start Provided passage

WHAT IS NOT IN HAMLET?
In I.ii Brutus answers when Cassius is goading him into the conspiracy against Caesar: “Into what dangers would you lead me, Cassius,/That you would have me seek into myself/ For that which is not in me? (62-4)” Why does Hamlet not answer the same to the ghost urging him to avenge his assassination: “Why would you have me seek into myself for that which is not in me?” For it is no real news to Hamlet when the ghost tells him how he was murdered by his brother Claudius. Hearing it from the ghost Hamlet exclaims; “O my prophetic soul! My uncle!” (I.iv.41). Yet Hamlet has by then undertaken nothing to verify this suspicion, let alone to act upon it. He seems to have repressed or even deliberately forgotten it, “like a fat weed that roots itself in ease on Lethe wharf.” “Wharf” is here to be understood in the original sense of “bank”, Lethe is the river of forgetfulness in Greek mythology. The words of the ghost sound like a reproach for Hamlet’s inactivity and lack of inner disposition:
I find thee apt
And dullier shouldst thou bee than the fat weed
That roots itself in ease on Lethe wharf,
Wouldst thou not stir in this. (I.v.32-34)
The lack of action and inner disposition toward revenge in reality are those attitudes for which Hamlet chides himself after the declamation of the player (II.ii.501-514):
O what a rogue and peasant slave am I!

end Provided passage

§ What is required
Could you carry on the Hamlet essay above, starting right after its final line?

start Data records

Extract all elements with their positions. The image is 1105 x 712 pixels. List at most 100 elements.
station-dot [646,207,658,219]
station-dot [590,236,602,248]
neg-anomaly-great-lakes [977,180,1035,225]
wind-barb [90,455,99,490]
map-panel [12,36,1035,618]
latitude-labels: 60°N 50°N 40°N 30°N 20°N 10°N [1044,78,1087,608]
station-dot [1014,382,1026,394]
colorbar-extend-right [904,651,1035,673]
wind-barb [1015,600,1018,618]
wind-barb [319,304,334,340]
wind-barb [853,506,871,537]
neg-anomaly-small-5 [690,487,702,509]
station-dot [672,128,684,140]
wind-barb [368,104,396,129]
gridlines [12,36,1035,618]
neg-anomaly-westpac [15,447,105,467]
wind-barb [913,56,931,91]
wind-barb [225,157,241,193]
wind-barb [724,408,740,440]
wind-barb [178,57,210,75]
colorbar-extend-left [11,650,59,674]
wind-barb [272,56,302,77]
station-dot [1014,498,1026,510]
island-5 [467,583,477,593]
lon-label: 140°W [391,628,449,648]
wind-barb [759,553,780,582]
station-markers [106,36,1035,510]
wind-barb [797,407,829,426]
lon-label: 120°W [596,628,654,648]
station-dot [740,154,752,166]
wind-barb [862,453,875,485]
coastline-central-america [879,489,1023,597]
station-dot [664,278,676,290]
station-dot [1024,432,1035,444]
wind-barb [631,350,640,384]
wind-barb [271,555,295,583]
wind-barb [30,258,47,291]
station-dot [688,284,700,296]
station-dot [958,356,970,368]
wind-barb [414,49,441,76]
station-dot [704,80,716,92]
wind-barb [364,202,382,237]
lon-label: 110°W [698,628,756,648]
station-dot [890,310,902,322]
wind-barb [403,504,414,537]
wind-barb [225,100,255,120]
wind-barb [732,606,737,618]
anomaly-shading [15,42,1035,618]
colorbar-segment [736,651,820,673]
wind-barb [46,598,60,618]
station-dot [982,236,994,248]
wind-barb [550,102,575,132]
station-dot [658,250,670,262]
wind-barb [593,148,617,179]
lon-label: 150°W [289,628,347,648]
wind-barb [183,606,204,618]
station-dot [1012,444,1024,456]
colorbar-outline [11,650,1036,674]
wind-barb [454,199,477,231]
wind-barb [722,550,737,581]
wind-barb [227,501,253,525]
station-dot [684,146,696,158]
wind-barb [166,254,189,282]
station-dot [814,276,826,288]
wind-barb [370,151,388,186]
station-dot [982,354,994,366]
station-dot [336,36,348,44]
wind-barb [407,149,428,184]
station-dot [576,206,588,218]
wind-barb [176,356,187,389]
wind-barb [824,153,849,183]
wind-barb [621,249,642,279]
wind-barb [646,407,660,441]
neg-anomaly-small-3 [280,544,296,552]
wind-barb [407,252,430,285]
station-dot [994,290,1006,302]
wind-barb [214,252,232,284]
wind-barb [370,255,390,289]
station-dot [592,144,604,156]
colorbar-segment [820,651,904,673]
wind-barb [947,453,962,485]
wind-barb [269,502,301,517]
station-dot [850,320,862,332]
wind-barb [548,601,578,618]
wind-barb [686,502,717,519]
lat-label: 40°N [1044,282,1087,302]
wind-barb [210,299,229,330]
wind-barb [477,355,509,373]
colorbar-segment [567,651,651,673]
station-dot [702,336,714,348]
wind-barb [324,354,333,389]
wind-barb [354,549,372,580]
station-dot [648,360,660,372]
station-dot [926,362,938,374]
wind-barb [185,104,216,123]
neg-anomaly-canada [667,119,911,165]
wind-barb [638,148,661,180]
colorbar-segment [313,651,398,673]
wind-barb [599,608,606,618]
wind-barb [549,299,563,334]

end Data records

§ Answer to this exercise
Is it not monstrous that this player here,
But in a fiction, in a dream of passion,
Could force his soul so to his own conceit
That from her working all his visage wann’d,
Tears in his eyes, distraction in his aspect,
A broken voice, and his whole function suiting
With forms to his conceit? And all for nothing!
For Hecuba!
What’s Hecuba to him, or he to her,
That he should weep for her? What would he do
Had he the motive and the cue for passion
That I have? (544-556)
We then see Hamlet strive to bridge the gap between the outward obligation imposed by the ghost and his inner disposition. Properly considered, Hamlet does it the same way as the player with regard to Hecuba, “forcing his soul to his own conceit”, striving to overpower his inner inclination by autosuggestion, spurring himself through self-accusation:
A dull and muddy-mettled rascal, peak
Like John-a dreams, unpregnant of my cause,
And can say nothing — no, not or a king,
Upon whose property and most dear life
A damn’d defeat was made. Am I a coward? (II.ii.562-6)
When on the way to England he observes Fortinbras’ army marching to Poland, the same pattern is re-iterated:
Exposing what is mortal and unsure
To all that fortune, death, and danger dare,
Even for an eggshell. Rightly to be great
Is not to stir without great argument,
But greatly to find quarrel in a straw
When honour’s at stake. How stand I then,
That have a father kill’d, a mother stain’d (IV.iv.51-57)
However, his inner disposition demurs:
And let all sleep, while to my shame I see
The imminent death of twenty thousand men
That for a fantasy and trick of fame,
Go to their graves like beds, fight for a plot
Whereon the numbers cannot try the cause,
Which is not tomb enough and continent
To hide the slain? (IV.iv.59-65)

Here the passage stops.